Do this
Rewrite the items below as a numbered list, one line per entry, and leave out any blank lines.

Listing
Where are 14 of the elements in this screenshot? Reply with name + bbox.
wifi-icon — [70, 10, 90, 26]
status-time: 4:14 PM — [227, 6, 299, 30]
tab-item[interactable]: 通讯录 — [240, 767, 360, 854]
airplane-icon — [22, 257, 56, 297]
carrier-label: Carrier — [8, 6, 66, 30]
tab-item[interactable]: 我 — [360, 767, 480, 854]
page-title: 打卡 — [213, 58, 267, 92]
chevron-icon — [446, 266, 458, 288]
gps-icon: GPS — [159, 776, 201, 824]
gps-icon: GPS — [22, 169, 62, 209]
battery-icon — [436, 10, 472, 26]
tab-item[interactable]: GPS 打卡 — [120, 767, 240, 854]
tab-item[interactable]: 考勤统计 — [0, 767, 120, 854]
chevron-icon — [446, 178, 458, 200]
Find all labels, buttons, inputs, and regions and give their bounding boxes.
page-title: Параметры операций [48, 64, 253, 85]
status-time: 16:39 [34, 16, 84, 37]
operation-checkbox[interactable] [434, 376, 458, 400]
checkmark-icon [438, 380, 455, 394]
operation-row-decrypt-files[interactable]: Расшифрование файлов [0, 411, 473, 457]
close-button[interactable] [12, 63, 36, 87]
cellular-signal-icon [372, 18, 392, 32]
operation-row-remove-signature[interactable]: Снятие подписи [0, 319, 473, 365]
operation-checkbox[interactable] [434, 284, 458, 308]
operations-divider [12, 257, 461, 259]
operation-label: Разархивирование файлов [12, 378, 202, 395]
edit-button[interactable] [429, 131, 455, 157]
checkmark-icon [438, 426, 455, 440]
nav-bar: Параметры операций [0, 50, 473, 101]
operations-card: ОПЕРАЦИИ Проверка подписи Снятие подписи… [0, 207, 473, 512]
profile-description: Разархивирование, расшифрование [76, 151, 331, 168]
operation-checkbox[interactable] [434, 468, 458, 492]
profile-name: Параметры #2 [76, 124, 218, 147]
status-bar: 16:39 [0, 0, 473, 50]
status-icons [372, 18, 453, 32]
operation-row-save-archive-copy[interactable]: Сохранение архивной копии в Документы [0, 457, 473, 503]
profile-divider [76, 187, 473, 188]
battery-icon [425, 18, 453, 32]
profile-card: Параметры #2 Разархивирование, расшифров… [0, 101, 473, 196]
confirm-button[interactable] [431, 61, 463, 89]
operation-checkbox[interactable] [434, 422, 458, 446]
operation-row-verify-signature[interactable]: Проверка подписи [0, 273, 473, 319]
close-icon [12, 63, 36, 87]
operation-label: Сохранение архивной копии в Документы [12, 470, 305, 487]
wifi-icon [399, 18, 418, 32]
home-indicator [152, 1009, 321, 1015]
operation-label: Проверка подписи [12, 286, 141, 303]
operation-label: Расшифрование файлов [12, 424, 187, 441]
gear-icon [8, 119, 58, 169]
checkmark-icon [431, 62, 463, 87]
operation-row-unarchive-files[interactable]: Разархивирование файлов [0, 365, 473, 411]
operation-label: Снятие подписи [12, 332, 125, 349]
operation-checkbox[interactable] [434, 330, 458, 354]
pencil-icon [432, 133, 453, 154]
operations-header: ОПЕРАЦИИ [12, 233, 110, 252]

Worked answer
1. Where are 14 of the elements in this screenshot? Reply with name + bbox.
2. wifi-icon — [70, 10, 90, 26]
3. status-time: 4:14 PM — [227, 6, 299, 30]
4. tab-item[interactable]: 通讯录 — [240, 767, 360, 854]
5. airplane-icon — [22, 257, 56, 297]
6. carrier-label: Carrier — [8, 6, 66, 30]
7. tab-item[interactable]: 我 — [360, 767, 480, 854]
8. page-title: 打卡 — [213, 58, 267, 92]
9. chevron-icon — [446, 266, 458, 288]
10. gps-icon: GPS — [159, 776, 201, 824]
11. gps-icon: GPS — [22, 169, 62, 209]
12. battery-icon — [436, 10, 472, 26]
13. tab-item[interactable]: GPS 打卡 — [120, 767, 240, 854]
14. tab-item[interactable]: 考勤统计 — [0, 767, 120, 854]
15. chevron-icon — [446, 178, 458, 200]
16. Find all labels, buttons, inputs, and regions and give their bounding boxes.
17. page-title: Параметры операций [48, 64, 253, 85]
18. status-time: 16:39 [34, 16, 84, 37]
19. operation-checkbox[interactable] [434, 376, 458, 400]
20. checkmark-icon [438, 380, 455, 394]
21. operation-row-decrypt-files[interactable]: Расшифрование файлов [0, 411, 473, 457]
22. close-button[interactable] [12, 63, 36, 87]
23. cellular-signal-icon [372, 18, 392, 32]
24. operation-row-remove-signature[interactable]: Снятие подписи [0, 319, 473, 365]
25. operation-checkbox[interactable] [434, 284, 458, 308]
26. operations-divider [12, 257, 461, 259]
27. operation-label: Разархивирование файлов [12, 378, 202, 395]
28. edit-button[interactable] [429, 131, 455, 157]
29. checkmark-icon [438, 426, 455, 440]
30. nav-bar: Параметры операций [0, 50, 473, 101]
31. operations-card: ОПЕРАЦИИ Проверка подписи Снятие подписи… [0, 207, 473, 512]
32. profile-description: Разархивирование, расшифрование [76, 151, 331, 168]
33. operation-checkbox[interactable] [434, 468, 458, 492]
34. profile-name: Параметры #2 [76, 124, 218, 147]
35. status-bar: 16:39 [0, 0, 473, 50]
36. status-icons [372, 18, 453, 32]
37. operation-row-save-archive-copy[interactable]: Сохранение архивной копии в Документы [0, 457, 473, 503]
38. profile-divider [76, 187, 473, 188]
39. battery-icon [425, 18, 453, 32]
40. profile-card: Параметры #2 Разархивирование, расшифров… [0, 101, 473, 196]
41. confirm-button[interactable] [431, 61, 463, 89]
42. operation-checkbox[interactable] [434, 422, 458, 446]
43. operation-row-verify-signature[interactable]: Проверка подписи [0, 273, 473, 319]
44. close-icon [12, 63, 36, 87]
45. operation-label: Сохранение архивной копии в Документы [12, 470, 305, 487]
46. wifi-icon [399, 18, 418, 32]
47. home-indicator [152, 1009, 321, 1015]
48. operation-label: Проверка подписи [12, 286, 141, 303]
49. operation-label: Расшифрование файлов [12, 424, 187, 441]
50. gear-icon [8, 119, 58, 169]
51. checkmark-icon [431, 62, 463, 87]
52. operation-row-unarchive-files[interactable]: Разархивирование файлов [0, 365, 473, 411]
53. operation-label: Снятие подписи [12, 332, 125, 349]
54. operation-checkbox[interactable] [434, 330, 458, 354]
55. pencil-icon [432, 133, 453, 154]
56. operations-header: ОПЕРАЦИИ [12, 233, 110, 252]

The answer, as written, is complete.